Data entries:
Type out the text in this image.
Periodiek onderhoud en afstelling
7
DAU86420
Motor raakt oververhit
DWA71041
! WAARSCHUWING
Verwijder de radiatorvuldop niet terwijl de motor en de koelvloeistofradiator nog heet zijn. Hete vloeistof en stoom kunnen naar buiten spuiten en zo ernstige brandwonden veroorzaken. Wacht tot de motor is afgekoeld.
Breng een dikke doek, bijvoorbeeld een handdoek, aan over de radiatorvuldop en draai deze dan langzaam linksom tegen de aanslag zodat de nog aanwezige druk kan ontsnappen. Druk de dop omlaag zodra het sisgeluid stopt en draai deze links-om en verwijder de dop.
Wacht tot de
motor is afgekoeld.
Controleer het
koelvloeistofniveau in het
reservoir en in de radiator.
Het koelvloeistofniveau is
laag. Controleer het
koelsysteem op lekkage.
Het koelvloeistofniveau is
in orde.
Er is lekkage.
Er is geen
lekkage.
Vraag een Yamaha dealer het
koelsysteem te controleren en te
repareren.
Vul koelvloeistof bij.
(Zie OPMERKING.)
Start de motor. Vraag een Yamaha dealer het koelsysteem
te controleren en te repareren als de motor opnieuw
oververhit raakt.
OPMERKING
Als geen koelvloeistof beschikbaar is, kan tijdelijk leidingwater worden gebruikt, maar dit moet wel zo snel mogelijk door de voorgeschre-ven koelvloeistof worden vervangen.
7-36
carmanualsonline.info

▶ [Given instruction]:
Give back all the data exactly as written.

▶ [Task response]:
Type out the text in this image.
Periodiek onderhoud en afstelling
7
DAU86420
Motor raakt oververhit
DWA71041
! WAARSCHUWING
Verwijder de radiatorvuldop niet terwijl de motor en de koelvloeistofradiator nog heet zijn. Hete vloeistof en stoom kunnen naar buiten spuiten en zo ernstige brandwonden veroorzaken. Wacht tot de motor is afgekoeld.
Breng een dikke doek, bijvoorbeeld een handdoek, aan over de radiatorvuldop en draai deze dan langzaam linksom tegen de aanslag zodat de nog aanwezige druk kan ontsnappen. Druk de dop omlaag zodra het sisgeluid stopt en draai deze links-om en verwijder de dop.
Wacht tot de
motor is afgekoeld.
Controleer het
koelvloeistofniveau in het
reservoir en in de radiator.
Het koelvloeistofniveau is
laag. Controleer het
koelsysteem op lekkage.
Het koelvloeistofniveau is
in orde.
Er is lekkage.
Er is geen
lekkage.
Vraag een Yamaha dealer het
koelsysteem te controleren en te
repareren.
Vul koelvloeistof bij.
(Zie OPMERKING.)
Start de motor. Vraag een Yamaha dealer het koelsysteem
te controleren en te repareren als de motor opnieuw
oververhit raakt.
OPMERKING
Als geen koelvloeistof beschikbaar is, kan tijdelijk leidingwater worden gebruikt, maar dit moet wel zo snel mogelijk door de voorgeschre-ven koelvloeistof worden vervangen.
7-36
carmanualsonline.info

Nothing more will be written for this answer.